**Exercise aim:**
Repeat the listing in full. Nothing may be added or left out.

**Data supplied:**
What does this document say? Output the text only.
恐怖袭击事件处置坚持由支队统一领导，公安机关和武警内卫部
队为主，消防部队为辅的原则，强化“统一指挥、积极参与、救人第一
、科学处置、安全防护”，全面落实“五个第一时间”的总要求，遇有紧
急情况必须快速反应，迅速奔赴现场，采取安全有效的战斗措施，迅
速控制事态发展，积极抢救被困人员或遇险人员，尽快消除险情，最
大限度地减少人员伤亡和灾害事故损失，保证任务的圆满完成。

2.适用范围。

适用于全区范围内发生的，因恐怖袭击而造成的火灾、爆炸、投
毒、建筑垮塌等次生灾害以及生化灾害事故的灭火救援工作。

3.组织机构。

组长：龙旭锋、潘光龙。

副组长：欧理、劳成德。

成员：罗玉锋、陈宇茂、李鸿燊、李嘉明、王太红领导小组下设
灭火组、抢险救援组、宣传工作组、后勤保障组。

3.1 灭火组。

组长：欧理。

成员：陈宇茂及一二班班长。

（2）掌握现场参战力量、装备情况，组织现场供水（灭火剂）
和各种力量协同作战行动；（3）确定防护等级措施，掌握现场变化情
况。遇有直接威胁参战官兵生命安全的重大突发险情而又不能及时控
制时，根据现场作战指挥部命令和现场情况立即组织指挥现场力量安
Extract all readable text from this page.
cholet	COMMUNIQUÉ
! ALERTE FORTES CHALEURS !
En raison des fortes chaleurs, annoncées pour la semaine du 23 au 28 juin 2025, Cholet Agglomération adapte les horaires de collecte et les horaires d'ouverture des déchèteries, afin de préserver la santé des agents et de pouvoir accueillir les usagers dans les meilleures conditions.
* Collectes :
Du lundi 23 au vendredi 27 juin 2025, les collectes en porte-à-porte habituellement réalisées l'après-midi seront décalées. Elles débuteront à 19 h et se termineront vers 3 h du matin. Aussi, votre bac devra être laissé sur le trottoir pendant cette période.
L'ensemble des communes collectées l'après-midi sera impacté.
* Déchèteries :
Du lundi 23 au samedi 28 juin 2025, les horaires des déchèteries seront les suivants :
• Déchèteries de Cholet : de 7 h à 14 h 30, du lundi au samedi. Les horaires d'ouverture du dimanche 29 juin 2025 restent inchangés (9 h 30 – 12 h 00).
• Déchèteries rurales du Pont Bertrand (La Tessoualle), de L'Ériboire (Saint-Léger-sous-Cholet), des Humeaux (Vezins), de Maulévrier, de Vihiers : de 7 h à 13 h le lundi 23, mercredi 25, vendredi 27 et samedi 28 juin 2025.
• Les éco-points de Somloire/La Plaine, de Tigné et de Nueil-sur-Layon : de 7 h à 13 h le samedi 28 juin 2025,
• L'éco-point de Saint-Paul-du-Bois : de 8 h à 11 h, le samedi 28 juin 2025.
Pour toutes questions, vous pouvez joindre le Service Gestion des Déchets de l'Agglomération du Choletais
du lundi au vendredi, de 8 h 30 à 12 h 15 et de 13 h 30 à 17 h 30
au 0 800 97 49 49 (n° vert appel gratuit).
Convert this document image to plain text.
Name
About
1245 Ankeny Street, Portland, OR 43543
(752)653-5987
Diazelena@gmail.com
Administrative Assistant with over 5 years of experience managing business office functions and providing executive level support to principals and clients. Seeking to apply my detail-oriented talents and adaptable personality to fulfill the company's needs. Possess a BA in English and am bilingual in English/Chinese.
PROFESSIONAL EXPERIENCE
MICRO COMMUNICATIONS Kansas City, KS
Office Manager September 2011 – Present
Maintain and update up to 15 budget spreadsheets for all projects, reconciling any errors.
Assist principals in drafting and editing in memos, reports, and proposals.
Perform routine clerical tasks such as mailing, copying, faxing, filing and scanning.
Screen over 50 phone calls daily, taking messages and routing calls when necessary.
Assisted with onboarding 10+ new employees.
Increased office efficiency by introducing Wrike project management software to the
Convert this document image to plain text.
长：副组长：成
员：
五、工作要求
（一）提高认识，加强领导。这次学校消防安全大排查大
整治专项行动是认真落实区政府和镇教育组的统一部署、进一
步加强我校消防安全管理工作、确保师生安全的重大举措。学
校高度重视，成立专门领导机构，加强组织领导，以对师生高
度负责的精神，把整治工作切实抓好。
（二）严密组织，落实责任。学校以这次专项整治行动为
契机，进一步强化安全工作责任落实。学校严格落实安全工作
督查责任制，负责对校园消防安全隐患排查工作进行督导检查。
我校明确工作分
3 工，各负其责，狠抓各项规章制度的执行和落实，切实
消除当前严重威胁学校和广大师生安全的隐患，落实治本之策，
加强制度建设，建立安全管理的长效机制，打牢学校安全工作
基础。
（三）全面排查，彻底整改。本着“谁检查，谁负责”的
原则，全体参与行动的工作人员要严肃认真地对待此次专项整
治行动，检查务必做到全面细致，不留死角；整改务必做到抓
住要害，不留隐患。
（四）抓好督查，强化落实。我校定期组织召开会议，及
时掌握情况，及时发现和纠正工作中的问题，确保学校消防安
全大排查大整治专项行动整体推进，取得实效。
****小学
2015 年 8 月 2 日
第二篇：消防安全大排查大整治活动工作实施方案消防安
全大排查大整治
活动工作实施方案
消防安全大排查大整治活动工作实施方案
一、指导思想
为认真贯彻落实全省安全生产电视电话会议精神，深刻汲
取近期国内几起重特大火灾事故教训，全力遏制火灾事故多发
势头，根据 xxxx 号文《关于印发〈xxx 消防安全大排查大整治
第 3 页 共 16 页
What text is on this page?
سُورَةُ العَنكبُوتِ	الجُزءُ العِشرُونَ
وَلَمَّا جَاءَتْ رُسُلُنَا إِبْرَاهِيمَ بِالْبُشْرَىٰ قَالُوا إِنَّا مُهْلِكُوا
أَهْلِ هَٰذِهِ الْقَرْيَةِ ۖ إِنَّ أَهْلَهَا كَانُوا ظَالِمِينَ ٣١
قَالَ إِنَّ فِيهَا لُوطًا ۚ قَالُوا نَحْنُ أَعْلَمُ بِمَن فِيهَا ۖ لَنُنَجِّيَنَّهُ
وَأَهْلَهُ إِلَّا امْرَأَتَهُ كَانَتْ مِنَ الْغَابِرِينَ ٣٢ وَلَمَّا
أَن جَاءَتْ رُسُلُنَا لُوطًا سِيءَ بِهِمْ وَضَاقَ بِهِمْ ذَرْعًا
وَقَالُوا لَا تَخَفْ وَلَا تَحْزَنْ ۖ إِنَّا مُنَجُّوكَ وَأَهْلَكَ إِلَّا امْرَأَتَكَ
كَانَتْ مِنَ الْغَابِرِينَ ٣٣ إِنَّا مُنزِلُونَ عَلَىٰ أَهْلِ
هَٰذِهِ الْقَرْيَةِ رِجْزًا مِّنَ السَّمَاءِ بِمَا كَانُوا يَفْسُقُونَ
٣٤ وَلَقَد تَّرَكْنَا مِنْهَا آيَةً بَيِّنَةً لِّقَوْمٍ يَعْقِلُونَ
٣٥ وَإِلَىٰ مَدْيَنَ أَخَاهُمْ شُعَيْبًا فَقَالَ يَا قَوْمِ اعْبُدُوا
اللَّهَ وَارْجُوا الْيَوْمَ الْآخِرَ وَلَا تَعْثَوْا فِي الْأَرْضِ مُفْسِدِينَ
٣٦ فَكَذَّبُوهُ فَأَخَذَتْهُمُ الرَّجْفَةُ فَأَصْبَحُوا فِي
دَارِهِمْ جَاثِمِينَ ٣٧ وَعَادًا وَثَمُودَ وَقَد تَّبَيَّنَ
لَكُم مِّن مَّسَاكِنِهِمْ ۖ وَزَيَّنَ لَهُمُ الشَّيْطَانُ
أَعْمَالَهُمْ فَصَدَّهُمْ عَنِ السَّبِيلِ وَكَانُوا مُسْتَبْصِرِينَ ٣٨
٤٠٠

**Solution for this exercise:**
What does this document say? Output the text only.
恐怖袭击事件处置坚持由支队统一领导，公安机关和武警内卫部
队为主，消防部队为辅的原则，强化“统一指挥、积极参与、救人第一
、科学处置、安全防护”，全面落实“五个第一时间”的总要求，遇有紧
急情况必须快速反应，迅速奔赴现场，采取安全有效的战斗措施，迅
速控制事态发展，积极抢救被困人员或遇险人员，尽快消除险情，最
大限度地减少人员伤亡和灾害事故损失，保证任务的圆满完成。

2.适用范围。

适用于全区范围内发生的，因恐怖袭击而造成的火灾、爆炸、投
毒、建筑垮塌等次生灾害以及生化灾害事故的灭火救援工作。

3.组织机构。

组长：龙旭锋、潘光龙。

副组长：欧理、劳成德。

成员：罗玉锋、陈宇茂、李鸿燊、李嘉明、王太红领导小组下设
灭火组、抢险救援组、宣传工作组、后勤保障组。

3.1 灭火组。

组长：欧理。

成员：陈宇茂及一二班班长。

（2）掌握现场参战力量、装备情况，组织现场供水（灭火剂）
和各种力量协同作战行动；（3）确定防护等级措施，掌握现场变化情
况。遇有直接威胁参战官兵生命安全的重大突发险情而又不能及时控
制时，根据现场作战指挥部命令和现场情况立即组织指挥现场力量安
Extract all readable text from this page.
cholet	COMMUNIQUÉ
! ALERTE FORTES CHALEURS !
En raison des fortes chaleurs, annoncées pour la semaine du 23 au 28 juin 2025, Cholet Agglomération adapte les horaires de collecte et les horaires d'ouverture des déchèteries, afin de préserver la santé des agents et de pouvoir accueillir les usagers dans les meilleures conditions.
* Collectes :
Du lundi 23 au vendredi 27 juin 2025, les collectes en porte-à-porte habituellement réalisées l'après-midi seront décalées. Elles débuteront à 19 h et se termineront vers 3 h du matin. Aussi, votre bac devra être laissé sur le trottoir pendant cette période.
L'ensemble des communes collectées l'après-midi sera impacté.
* Déchèteries :
Du lundi 23 au samedi 28 juin 2025, les horaires des déchèteries seront les suivants :
• Déchèteries de Cholet : de 7 h à 14 h 30, du lundi au samedi. Les horaires d'ouverture du dimanche 29 juin 2025 restent inchangés (9 h 30 – 12 h 00).
• Déchèteries rurales du Pont Bertrand (La Tessoualle), de L'Ériboire (Saint-Léger-sous-Cholet), des Humeaux (Vezins), de Maulévrier, de Vihiers : de 7 h à 13 h le lundi 23, mercredi 25, vendredi 27 et samedi 28 juin 2025.
• Les éco-points de Somloire/La Plaine, de Tigné et de Nueil-sur-Layon : de 7 h à 13 h le samedi 28 juin 2025,
• L'éco-point de Saint-Paul-du-Bois : de 8 h à 11 h, le samedi 28 juin 2025.
Pour toutes questions, vous pouvez joindre le Service Gestion des Déchets de l'Agglomération du Choletais
du lundi au vendredi, de 8 h 30 à 12 h 15 et de 13 h 30 à 17 h 30
au 0 800 97 49 49 (n° vert appel gratuit).
Convert this document image to plain text.
Name
About
1245 Ankeny Street, Portland, OR 43543
(752)653-5987
Diazelena@gmail.com
Administrative Assistant with over 5 years of experience managing business office functions and providing executive level support to principals and clients. Seeking to apply my detail-oriented talents and adaptable personality to fulfill the company's needs. Possess a BA in English and am bilingual in English/Chinese.
PROFESSIONAL EXPERIENCE
MICRO COMMUNICATIONS Kansas City, KS
Office Manager September 2011 – Present
Maintain and update up to 15 budget spreadsheets for all projects, reconciling any errors.
Assist principals in drafting and editing in memos, reports, and proposals.
Perform routine clerical tasks such as mailing, copying, faxing, filing and scanning.
Screen over 50 phone calls daily, taking messages and routing calls when necessary.
Assisted with onboarding 10+ new employees.
Increased office efficiency by introducing Wrike project management software to the
Convert this document image to plain text.
长：副组长：成
员：
五、工作要求
（一）提高认识，加强领导。这次学校消防安全大排查大
整治专项行动是认真落实区政府和镇教育组的统一部署、进一
步加强我校消防安全管理工作、确保师生安全的重大举措。学
校高度重视，成立专门领导机构，加强组织领导，以对师生高
度负责的精神，把整治工作切实抓好。
（二）严密组织，落实责任。学校以这次专项整治行动为
契机，进一步强化安全工作责任落实。学校严格落实安全工作
督查责任制，负责对校园消防安全隐患排查工作进行督导检查。
我校明确工作分
3 工，各负其责，狠抓各项规章制度的执行和落实，切实
消除当前严重威胁学校和广大师生安全的隐患，落实治本之策，
加强制度建设，建立安全管理的长效机制，打牢学校安全工作
基础。
（三）全面排查，彻底整改。本着“谁检查，谁负责”的
原则，全体参与行动的工作人员要严肃认真地对待此次专项整
治行动，检查务必做到全面细致，不留死角；整改务必做到抓
住要害，不留隐患。
（四）抓好督查，强化落实。我校定期组织召开会议，及
时掌握情况，及时发现和纠正工作中的问题，确保学校消防安
全大排查大整治专项行动整体推进，取得实效。
****小学
2015 年 8 月 2 日
第二篇：消防安全大排查大整治活动工作实施方案消防安
全大排查大整治
活动工作实施方案
消防安全大排查大整治活动工作实施方案
一、指导思想
为认真贯彻落实全省安全生产电视电话会议精神，深刻汲
取近期国内几起重特大火灾事故教训，全力遏制火灾事故多发
势头，根据 xxxx 号文《关于印发〈xxx 消防安全大排查大整治
第 3 页 共 16 页
What text is on this page?
سُورَةُ العَنكبُوتِ	الجُزءُ العِشرُونَ
وَلَمَّا جَاءَتْ رُسُلُنَا إِبْرَاهِيمَ بِالْبُشْرَىٰ قَالُوا إِنَّا مُهْلِكُوا
أَهْلِ هَٰذِهِ الْقَرْيَةِ ۖ إِنَّ أَهْلَهَا كَانُوا ظَالِمِينَ ٣١
قَالَ إِنَّ فِيهَا لُوطًا ۚ قَالُوا نَحْنُ أَعْلَمُ بِمَن فِيهَا ۖ لَنُنَجِّيَنَّهُ
وَأَهْلَهُ إِلَّا امْرَأَتَهُ كَانَتْ مِنَ الْغَابِرِينَ ٣٢ وَلَمَّا
أَن جَاءَتْ رُسُلُنَا لُوطًا سِيءَ بِهِمْ وَضَاقَ بِهِمْ ذَرْعًا
وَقَالُوا لَا تَخَفْ وَلَا تَحْزَنْ ۖ إِنَّا مُنَجُّوكَ وَأَهْلَكَ إِلَّا امْرَأَتَكَ
كَانَتْ مِنَ الْغَابِرِينَ ٣٣ إِنَّا مُنزِلُونَ عَلَىٰ أَهْلِ
هَٰذِهِ الْقَرْيَةِ رِجْزًا مِّنَ السَّمَاءِ بِمَا كَانُوا يَفْسُقُونَ
٣٤ وَلَقَد تَّرَكْنَا مِنْهَا آيَةً بَيِّنَةً لِّقَوْمٍ يَعْقِلُونَ
٣٥ وَإِلَىٰ مَدْيَنَ أَخَاهُمْ شُعَيْبًا فَقَالَ يَا قَوْمِ اعْبُدُوا
اللَّهَ وَارْجُوا الْيَوْمَ الْآخِرَ وَلَا تَعْثَوْا فِي الْأَرْضِ مُفْسِدِينَ
٣٦ فَكَذَّبُوهُ فَأَخَذَتْهُمُ الرَّجْفَةُ فَأَصْبَحُوا فِي
دَارِهِمْ جَاثِمِينَ ٣٧ وَعَادًا وَثَمُودَ وَقَد تَّبَيَّنَ
لَكُم مِّن مَّسَاكِنِهِمْ ۖ وَزَيَّنَ لَهُمُ الشَّيْطَانُ
أَعْمَالَهُمْ فَصَدَّهُمْ عَنِ السَّبِيلِ وَكَانُوا مُسْتَبْصِرِينَ ٣٨
٤٠٠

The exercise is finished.